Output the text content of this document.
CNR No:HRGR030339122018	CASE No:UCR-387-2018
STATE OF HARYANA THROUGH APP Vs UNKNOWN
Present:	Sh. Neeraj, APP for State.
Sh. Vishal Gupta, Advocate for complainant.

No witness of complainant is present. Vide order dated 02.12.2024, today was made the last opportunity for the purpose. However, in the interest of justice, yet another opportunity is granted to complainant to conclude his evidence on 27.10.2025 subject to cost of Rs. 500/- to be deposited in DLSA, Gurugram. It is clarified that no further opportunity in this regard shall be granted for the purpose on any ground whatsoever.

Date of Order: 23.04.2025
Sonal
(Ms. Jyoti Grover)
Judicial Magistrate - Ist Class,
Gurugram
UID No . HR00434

* Exercise directions *
Return the material exactly as it stands.

* Correct output *
Output the text content of this document.
CNR No:HRGR030339122018	CASE No:UCR-387-2018
STATE OF HARYANA THROUGH APP Vs UNKNOWN
Present:	Sh. Neeraj, APP for State.
Sh. Vishal Gupta, Advocate for complainant.

No witness of complainant is present. Vide order dated 02.12.2024, today was made the last opportunity for the purpose. However, in the interest of justice, yet another opportunity is granted to complainant to conclude his evidence on 27.10.2025 subject to cost of Rs. 500/- to be deposited in DLSA, Gurugram. It is clarified that no further opportunity in this regard shall be granted for the purpose on any ground whatsoever.

Date of Order: 23.04.2025
Sonal
(Ms. Jyoti Grover)
Judicial Magistrate - Ist Class,
Gurugram
UID No . HR00434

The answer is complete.